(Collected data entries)
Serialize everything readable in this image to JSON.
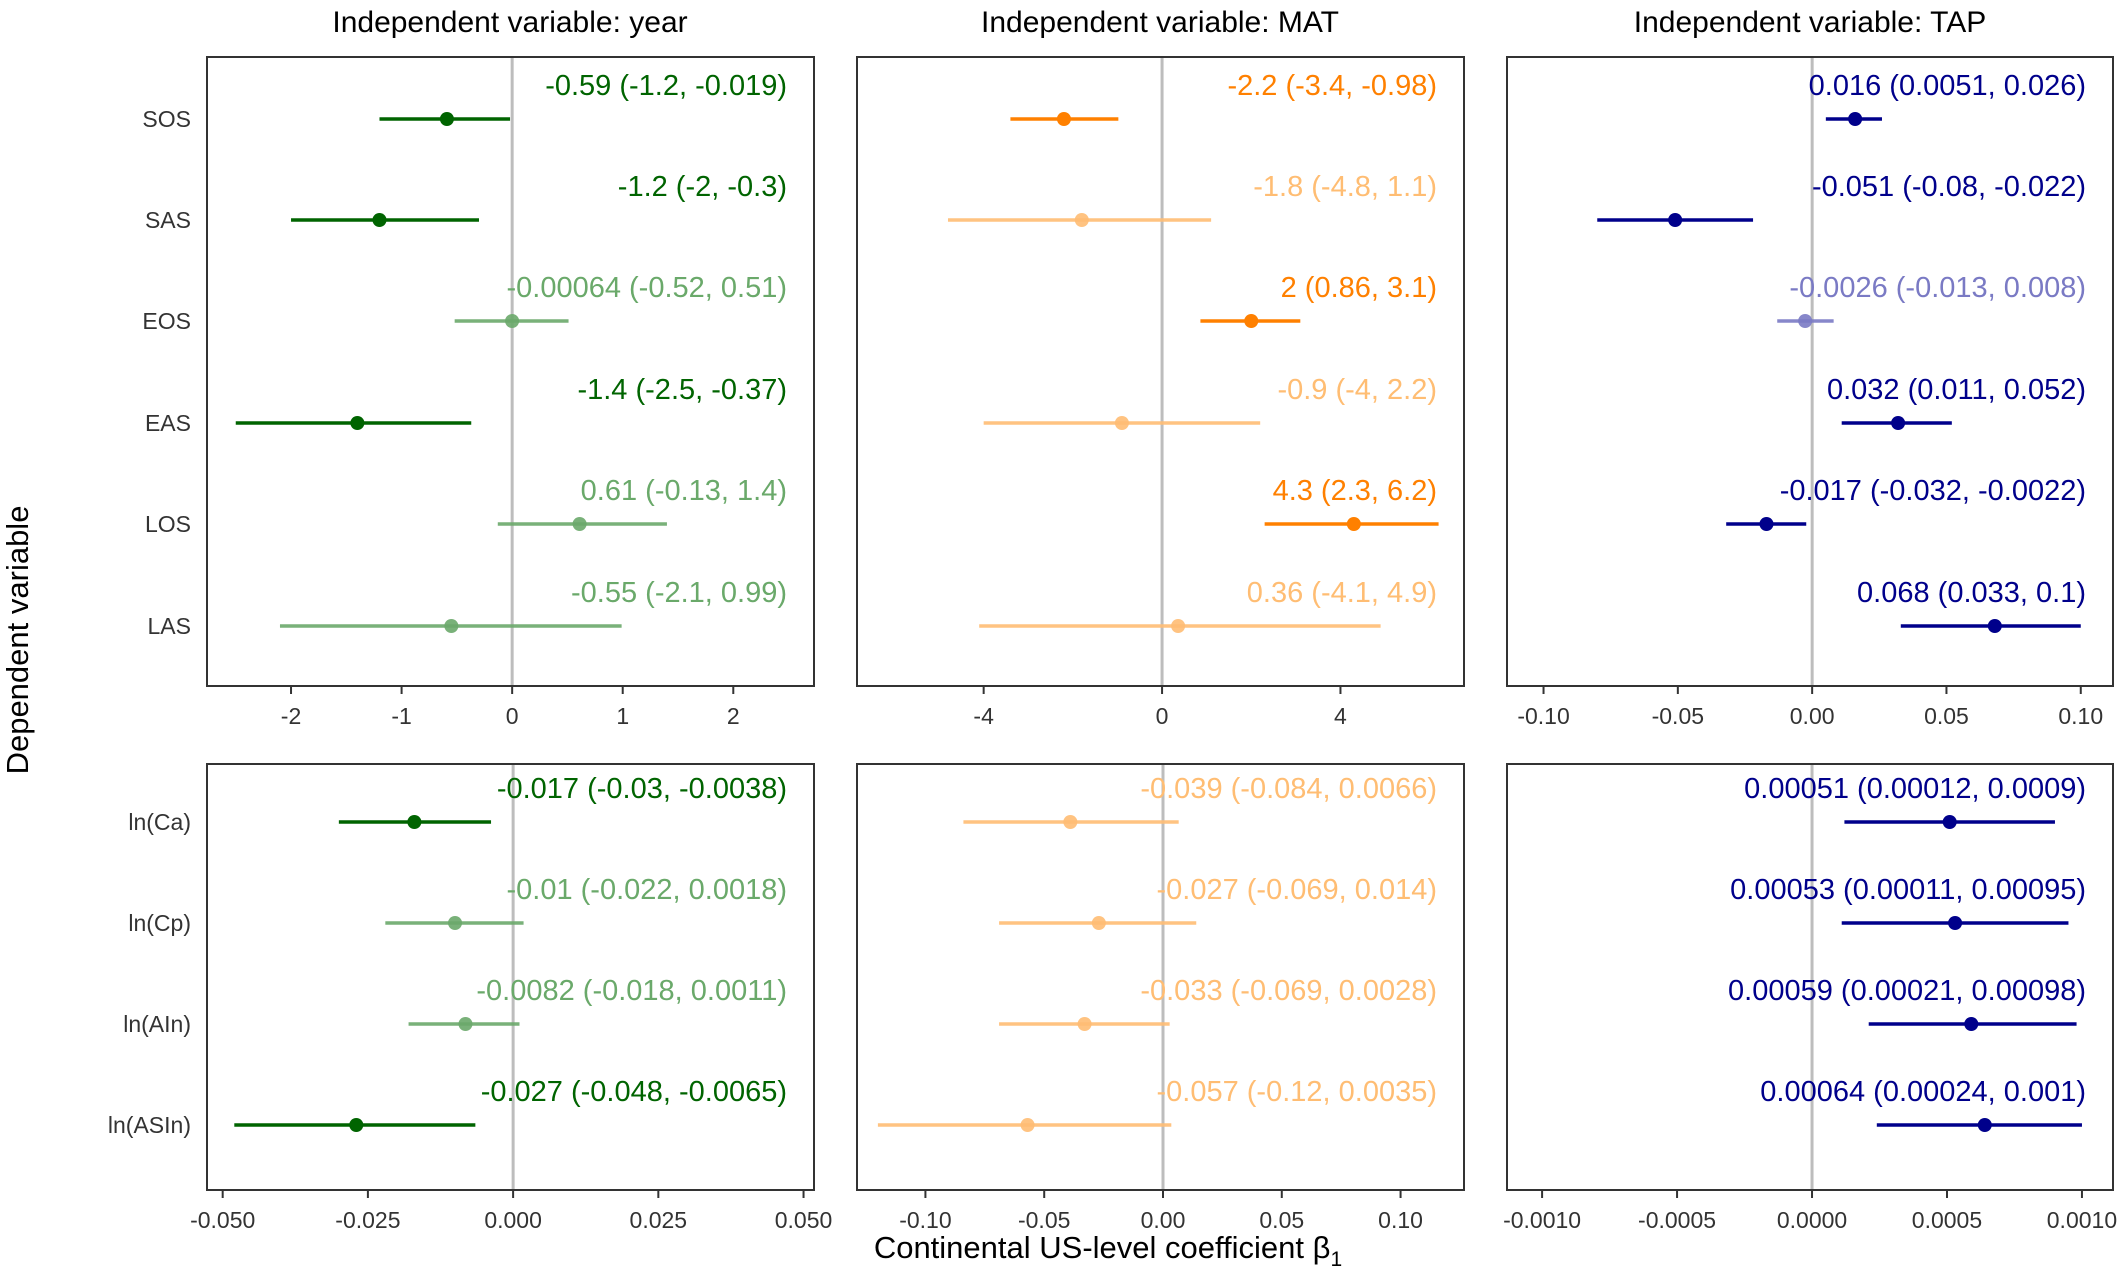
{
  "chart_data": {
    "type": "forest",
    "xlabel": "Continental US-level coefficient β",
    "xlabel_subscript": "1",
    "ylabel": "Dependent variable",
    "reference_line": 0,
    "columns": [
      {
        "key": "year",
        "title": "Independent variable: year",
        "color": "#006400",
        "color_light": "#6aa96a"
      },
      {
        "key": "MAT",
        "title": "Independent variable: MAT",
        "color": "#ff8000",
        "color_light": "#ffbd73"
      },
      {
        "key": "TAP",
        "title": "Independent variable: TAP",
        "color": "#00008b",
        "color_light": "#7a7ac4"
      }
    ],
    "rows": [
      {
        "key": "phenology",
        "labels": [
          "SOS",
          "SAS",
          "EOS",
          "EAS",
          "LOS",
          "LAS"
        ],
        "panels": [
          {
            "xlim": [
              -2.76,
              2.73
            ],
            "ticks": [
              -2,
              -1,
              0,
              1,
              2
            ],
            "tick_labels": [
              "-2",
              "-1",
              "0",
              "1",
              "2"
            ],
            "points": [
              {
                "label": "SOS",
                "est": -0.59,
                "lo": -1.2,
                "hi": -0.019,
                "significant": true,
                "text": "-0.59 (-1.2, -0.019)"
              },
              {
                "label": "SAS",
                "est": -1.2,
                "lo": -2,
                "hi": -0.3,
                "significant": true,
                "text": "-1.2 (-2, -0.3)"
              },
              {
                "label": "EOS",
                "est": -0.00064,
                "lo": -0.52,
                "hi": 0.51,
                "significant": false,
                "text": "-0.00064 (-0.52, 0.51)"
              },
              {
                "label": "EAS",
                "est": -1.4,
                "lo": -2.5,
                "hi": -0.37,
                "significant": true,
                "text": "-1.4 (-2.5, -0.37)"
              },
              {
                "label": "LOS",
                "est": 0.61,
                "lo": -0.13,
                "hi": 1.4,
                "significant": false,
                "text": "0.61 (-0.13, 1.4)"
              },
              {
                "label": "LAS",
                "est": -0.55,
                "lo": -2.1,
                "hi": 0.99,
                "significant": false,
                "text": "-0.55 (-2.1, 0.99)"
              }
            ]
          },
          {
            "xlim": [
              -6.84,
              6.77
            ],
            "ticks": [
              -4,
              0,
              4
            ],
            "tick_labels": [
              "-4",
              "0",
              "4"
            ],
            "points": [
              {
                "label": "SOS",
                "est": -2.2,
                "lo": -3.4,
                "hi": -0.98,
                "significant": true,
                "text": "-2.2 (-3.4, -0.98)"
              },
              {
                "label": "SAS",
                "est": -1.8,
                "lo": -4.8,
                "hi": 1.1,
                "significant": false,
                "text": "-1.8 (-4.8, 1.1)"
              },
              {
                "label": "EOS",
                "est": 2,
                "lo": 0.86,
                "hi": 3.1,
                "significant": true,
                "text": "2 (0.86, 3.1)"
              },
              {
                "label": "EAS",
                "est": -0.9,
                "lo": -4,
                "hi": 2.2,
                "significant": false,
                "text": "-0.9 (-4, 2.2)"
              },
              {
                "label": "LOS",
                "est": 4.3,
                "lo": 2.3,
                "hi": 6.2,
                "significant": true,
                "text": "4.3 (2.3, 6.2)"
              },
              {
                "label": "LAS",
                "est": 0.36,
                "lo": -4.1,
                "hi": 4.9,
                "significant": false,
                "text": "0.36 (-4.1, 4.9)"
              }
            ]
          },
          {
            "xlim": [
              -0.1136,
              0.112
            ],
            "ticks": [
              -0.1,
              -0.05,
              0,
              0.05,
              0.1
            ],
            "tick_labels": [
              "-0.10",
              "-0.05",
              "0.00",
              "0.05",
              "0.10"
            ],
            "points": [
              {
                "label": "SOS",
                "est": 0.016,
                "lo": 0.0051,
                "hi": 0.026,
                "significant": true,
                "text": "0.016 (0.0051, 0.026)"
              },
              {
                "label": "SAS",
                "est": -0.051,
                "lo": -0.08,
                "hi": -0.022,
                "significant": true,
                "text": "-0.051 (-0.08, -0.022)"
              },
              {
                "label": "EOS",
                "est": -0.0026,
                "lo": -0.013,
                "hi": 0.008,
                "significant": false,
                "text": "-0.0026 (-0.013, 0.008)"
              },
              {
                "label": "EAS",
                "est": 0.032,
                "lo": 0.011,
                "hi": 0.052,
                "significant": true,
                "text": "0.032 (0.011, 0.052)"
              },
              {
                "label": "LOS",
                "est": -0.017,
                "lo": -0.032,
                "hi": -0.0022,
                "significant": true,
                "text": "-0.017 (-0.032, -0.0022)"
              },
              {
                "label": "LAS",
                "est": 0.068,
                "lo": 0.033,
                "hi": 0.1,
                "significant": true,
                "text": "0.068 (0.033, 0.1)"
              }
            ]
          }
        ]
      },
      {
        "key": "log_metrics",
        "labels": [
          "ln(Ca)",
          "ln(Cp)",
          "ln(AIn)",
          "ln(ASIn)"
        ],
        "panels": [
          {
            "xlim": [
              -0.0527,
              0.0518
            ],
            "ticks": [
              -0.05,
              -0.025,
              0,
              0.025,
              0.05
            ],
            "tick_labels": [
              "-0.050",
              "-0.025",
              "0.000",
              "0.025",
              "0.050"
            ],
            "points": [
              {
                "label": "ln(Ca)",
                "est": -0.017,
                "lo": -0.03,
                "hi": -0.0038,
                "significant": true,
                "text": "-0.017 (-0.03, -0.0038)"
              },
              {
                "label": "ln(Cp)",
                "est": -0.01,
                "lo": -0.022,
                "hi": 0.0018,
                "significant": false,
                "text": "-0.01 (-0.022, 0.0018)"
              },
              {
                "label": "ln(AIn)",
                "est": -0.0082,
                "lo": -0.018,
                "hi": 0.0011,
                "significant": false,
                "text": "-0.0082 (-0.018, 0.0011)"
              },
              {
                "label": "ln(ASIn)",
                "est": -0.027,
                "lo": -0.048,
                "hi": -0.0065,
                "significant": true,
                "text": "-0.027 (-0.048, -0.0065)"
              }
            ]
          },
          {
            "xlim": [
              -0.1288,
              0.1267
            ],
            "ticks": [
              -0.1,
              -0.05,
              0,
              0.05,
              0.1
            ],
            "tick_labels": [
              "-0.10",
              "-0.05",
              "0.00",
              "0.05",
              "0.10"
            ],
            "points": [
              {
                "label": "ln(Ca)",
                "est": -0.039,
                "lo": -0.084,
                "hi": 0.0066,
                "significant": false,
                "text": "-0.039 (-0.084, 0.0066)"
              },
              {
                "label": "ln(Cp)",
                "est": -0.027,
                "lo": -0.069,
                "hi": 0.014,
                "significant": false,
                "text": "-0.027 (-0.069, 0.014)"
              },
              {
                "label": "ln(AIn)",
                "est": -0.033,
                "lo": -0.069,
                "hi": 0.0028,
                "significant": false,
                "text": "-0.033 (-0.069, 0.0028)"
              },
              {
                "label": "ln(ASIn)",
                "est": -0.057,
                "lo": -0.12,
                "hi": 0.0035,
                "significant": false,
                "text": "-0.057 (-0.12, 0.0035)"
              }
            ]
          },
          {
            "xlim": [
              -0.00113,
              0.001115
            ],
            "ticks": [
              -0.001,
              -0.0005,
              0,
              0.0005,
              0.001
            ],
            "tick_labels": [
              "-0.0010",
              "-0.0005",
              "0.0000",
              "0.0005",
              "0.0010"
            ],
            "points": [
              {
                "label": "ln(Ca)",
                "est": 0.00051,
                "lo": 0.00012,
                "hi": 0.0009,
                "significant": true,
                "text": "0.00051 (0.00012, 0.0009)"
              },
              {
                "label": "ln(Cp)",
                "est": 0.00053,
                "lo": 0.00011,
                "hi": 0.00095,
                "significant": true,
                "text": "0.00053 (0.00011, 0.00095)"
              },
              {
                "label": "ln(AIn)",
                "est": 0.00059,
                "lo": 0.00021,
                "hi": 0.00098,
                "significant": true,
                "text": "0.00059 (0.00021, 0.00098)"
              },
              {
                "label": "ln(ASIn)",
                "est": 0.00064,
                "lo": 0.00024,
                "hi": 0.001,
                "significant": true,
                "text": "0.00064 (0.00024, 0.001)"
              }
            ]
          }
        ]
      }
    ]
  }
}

_WHAT TO DO_. Identify and copy the lines holding the word "variable".

_EXERCISE RESPONSE_.
    "ylabel": "Dependent variable",
        "title": "Independent variable: year",
        "title": "Independent variable: MAT",
        "title": "Independent variable: TAP",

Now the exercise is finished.